___ Source data ___

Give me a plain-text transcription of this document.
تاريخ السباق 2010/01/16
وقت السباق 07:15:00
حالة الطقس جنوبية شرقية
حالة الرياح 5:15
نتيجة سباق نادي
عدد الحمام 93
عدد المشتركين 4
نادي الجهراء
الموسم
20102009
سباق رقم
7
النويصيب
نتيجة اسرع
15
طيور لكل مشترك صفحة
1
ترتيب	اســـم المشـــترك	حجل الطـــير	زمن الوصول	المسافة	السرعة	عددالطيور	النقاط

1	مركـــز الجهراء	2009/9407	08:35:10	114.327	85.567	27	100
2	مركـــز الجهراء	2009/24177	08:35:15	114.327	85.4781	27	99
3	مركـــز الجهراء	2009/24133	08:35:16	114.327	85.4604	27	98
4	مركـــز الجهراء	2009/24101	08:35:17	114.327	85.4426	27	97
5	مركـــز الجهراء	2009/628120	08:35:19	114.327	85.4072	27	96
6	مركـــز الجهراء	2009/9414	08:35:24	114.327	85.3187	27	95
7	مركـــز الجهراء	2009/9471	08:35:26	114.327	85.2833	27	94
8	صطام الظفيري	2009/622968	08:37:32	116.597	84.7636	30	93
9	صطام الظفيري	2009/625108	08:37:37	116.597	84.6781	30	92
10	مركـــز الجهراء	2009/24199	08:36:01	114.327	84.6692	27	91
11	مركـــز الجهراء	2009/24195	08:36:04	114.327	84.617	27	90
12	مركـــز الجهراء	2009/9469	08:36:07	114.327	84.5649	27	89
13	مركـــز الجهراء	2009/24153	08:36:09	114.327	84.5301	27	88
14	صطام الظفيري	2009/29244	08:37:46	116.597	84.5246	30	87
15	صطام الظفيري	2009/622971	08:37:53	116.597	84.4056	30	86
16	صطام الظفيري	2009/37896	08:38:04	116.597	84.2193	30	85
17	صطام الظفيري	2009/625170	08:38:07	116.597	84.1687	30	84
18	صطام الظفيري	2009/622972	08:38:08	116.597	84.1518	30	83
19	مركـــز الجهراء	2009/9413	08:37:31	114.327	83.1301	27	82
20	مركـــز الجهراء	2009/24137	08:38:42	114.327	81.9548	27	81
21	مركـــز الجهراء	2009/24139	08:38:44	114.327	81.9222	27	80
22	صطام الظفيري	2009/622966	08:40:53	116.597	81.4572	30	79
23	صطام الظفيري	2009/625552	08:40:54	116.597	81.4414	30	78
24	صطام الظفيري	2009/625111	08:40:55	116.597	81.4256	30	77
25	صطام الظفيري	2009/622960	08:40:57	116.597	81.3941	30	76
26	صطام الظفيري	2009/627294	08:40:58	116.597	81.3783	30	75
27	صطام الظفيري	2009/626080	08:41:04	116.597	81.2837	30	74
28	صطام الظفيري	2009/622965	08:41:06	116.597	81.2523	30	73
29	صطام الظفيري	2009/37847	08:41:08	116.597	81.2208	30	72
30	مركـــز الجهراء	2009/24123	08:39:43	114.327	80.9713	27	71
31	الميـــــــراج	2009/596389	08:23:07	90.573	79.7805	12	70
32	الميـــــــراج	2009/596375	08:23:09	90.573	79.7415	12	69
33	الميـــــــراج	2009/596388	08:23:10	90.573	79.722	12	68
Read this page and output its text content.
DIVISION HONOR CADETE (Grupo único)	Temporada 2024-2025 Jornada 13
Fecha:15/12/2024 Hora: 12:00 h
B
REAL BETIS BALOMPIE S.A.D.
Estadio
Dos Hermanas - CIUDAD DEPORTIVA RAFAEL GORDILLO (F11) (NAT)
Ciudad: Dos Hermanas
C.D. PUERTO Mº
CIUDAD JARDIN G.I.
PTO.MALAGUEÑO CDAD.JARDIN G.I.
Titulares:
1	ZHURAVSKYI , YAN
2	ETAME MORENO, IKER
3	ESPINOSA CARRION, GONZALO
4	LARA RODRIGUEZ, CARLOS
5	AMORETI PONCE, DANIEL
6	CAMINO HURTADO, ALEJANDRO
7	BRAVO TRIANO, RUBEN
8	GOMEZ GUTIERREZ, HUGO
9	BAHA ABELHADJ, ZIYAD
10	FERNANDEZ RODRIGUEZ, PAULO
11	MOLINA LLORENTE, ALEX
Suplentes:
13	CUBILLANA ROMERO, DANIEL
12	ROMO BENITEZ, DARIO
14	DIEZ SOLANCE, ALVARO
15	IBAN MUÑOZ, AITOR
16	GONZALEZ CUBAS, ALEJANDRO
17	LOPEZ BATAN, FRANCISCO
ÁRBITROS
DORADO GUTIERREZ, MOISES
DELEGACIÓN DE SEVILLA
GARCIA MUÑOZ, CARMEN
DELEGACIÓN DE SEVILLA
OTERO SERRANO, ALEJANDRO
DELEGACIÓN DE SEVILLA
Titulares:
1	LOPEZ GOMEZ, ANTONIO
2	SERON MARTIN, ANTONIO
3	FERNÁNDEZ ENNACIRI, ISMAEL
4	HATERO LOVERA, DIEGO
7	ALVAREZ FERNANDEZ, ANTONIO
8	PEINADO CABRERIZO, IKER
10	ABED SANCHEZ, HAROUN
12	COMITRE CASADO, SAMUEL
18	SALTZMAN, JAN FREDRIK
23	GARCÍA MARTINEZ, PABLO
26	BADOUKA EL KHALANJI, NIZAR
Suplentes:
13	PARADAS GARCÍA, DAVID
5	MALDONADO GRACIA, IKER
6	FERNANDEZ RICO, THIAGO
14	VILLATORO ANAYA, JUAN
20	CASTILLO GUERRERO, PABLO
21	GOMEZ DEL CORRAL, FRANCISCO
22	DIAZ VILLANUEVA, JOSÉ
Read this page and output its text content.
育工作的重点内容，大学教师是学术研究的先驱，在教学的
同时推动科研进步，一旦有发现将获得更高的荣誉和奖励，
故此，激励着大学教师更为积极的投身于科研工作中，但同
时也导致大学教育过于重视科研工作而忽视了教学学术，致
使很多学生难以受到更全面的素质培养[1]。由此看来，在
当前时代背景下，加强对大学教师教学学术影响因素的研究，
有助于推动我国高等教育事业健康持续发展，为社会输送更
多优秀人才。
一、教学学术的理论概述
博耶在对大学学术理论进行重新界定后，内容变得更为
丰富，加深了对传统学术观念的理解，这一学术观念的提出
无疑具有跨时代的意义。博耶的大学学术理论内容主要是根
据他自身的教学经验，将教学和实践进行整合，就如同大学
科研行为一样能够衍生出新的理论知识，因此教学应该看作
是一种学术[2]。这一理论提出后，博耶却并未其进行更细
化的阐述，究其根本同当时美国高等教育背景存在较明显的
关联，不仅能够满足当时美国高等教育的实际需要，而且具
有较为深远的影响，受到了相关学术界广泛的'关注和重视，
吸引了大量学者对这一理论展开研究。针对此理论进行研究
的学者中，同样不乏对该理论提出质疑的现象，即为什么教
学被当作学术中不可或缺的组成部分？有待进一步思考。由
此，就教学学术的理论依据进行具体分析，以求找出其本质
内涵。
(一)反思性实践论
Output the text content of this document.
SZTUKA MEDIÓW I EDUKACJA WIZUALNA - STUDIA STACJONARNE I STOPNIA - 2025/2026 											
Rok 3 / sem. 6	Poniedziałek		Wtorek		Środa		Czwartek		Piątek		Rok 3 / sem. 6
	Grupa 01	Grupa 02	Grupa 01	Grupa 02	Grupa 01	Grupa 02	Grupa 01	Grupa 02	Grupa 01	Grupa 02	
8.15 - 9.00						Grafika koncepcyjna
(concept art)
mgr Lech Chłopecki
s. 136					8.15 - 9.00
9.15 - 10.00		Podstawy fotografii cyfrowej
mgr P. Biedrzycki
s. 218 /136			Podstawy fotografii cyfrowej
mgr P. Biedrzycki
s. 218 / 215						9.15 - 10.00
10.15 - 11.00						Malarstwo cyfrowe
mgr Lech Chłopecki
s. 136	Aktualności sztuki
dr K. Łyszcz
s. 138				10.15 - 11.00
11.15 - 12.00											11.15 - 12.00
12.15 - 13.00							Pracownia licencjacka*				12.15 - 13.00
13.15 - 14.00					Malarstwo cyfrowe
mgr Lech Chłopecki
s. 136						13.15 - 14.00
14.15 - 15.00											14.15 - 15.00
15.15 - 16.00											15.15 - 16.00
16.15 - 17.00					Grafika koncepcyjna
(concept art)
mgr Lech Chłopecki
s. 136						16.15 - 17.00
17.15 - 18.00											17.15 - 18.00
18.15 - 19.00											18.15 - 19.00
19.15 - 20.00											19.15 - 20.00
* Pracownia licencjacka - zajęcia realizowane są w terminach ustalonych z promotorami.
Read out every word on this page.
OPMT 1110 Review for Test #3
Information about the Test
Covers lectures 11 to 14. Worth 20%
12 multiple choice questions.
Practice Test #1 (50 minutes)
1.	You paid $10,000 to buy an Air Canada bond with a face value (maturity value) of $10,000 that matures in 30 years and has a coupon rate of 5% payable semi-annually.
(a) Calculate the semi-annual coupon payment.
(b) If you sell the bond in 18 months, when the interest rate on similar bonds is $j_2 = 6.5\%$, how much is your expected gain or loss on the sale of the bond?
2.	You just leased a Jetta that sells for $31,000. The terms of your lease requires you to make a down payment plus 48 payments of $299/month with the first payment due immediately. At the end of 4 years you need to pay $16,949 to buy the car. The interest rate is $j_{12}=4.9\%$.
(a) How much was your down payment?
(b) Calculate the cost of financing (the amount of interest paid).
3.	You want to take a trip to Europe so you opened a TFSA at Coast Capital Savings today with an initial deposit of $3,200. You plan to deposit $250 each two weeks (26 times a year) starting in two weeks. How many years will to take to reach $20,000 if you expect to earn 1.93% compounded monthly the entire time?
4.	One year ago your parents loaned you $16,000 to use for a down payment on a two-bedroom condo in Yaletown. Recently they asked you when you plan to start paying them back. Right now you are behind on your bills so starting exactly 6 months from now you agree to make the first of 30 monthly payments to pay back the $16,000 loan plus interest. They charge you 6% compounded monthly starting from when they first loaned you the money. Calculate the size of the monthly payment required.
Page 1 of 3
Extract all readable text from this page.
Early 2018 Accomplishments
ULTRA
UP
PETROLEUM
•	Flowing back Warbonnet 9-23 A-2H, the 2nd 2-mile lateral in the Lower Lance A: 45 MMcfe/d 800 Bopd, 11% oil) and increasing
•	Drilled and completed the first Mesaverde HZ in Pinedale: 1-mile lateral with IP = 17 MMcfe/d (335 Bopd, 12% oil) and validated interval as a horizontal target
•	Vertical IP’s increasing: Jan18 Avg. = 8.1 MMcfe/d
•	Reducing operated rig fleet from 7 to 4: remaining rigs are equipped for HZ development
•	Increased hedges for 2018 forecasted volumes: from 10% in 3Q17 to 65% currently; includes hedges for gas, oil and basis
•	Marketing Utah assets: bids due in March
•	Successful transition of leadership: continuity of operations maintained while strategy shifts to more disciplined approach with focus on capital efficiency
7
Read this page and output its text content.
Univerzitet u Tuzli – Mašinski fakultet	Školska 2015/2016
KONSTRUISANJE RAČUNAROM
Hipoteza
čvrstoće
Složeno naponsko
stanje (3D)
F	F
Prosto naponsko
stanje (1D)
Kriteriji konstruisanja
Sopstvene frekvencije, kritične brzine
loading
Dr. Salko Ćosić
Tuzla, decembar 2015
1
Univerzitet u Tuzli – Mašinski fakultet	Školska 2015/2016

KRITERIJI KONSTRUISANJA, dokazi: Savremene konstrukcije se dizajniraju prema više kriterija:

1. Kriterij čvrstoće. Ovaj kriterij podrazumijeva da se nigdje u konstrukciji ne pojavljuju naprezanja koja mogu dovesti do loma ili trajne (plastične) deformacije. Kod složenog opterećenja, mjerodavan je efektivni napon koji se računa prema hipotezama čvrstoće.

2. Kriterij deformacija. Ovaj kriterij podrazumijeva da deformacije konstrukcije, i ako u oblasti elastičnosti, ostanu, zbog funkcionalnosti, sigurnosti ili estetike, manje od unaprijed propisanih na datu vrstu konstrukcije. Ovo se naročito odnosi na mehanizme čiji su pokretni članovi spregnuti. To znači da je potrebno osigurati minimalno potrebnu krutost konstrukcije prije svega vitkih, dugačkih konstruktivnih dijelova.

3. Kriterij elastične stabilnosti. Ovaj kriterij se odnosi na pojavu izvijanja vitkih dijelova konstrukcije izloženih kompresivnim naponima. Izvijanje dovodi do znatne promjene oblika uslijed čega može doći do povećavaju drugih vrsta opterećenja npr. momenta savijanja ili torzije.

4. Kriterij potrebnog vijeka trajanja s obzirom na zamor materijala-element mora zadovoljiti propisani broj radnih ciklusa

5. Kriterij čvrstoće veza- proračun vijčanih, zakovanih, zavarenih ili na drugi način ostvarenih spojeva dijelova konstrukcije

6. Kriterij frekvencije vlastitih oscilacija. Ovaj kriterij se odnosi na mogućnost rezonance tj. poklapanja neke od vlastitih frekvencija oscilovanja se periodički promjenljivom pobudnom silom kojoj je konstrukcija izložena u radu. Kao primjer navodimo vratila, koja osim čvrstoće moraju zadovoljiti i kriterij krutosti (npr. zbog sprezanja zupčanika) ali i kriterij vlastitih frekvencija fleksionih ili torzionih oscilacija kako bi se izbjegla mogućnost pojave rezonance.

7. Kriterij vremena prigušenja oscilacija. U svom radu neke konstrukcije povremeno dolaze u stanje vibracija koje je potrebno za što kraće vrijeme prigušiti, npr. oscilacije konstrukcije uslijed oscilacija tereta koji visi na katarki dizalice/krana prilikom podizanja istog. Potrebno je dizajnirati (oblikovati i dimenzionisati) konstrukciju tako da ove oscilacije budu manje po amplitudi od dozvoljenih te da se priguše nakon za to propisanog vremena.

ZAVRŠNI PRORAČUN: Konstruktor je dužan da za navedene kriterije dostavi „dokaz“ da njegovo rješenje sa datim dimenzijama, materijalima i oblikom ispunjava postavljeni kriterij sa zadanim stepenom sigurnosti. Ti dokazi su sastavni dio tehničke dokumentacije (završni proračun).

___

What to do:
Search the data above for the string "your" and return every line that has it.

Exercise result:
(b) If you sell the bond in 18 months, when the interest rate on similar bonds is $j_2 = 6.5\%$, how much is your expected gain or loss on the sale of the bond?
2.	You just leased a Jetta that sells for $31,000. The terms of your lease requires you to make a down payment plus 48 payments of $299/month with the first payment due immediately. At the end of 4 years you need to pay $16,949 to buy the car. The interest rate is $j_{12}=4.9\%$.
(a) How much was your down payment?
4.	One year ago your parents loaned you $16,000 to use for a down payment on a two-bedroom condo in Yaletown. Recently they asked you when you plan to start paying them back. Right now you are behind on your bills so starting exactly 6 months from now you agree to make the first of 30 monthly payments to pay back the $16,000 loan plus interest. They charge you 6% compounded monthly starting from when they first loaned you the money. Calculate the size of the monthly payment required.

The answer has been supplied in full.